Problem requirements: Filter these entries so that only lines with the word "Defibrillation" remain.

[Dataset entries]
• • • • •
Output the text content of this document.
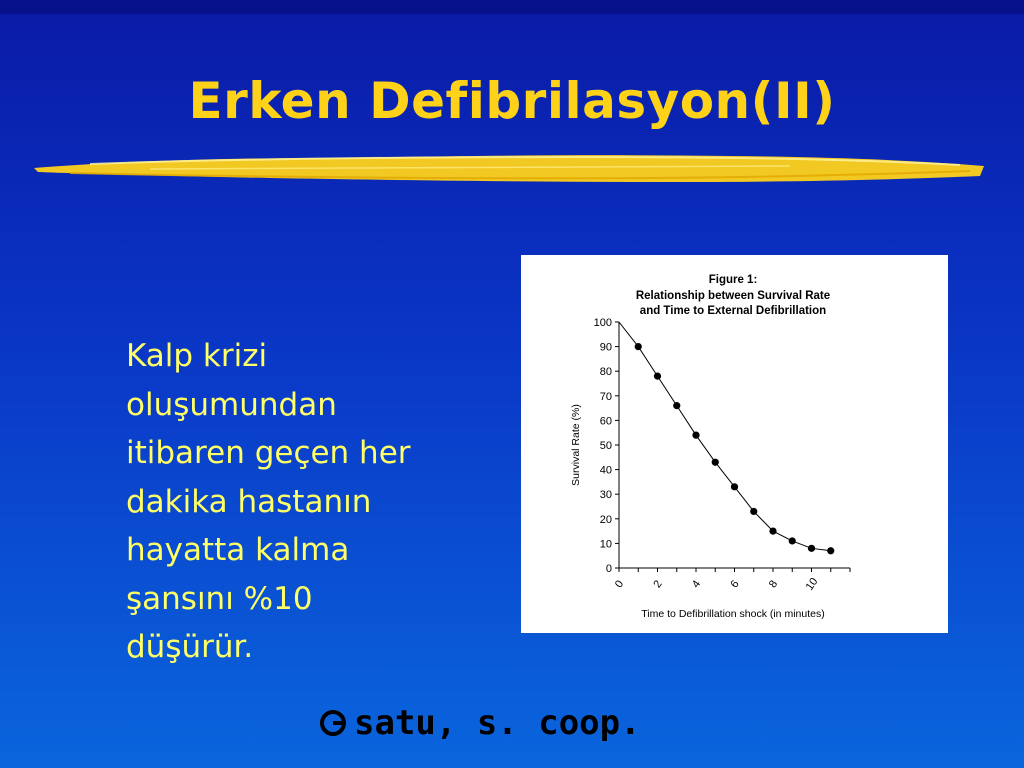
Erken Defibrilasyon(II)
Kalp krizi
oluşumundan
itibaren geçen her
dakika hastanın
hayatta kalma
şansını %10
düşürür.
Figure 1:
Relationship between Survival Rate
and Time to External Defibrillation
0
10
20
30
40
50
60
70
80
90
100
0 2 4 6 8 10
Time to Defibrillation shock (in minutes)
Survival Rate (%)
satu, s. coop.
• • • • •
Solution for this problem:
and Time to External Defibrillation
Time to Defibrillation shock (in minutes)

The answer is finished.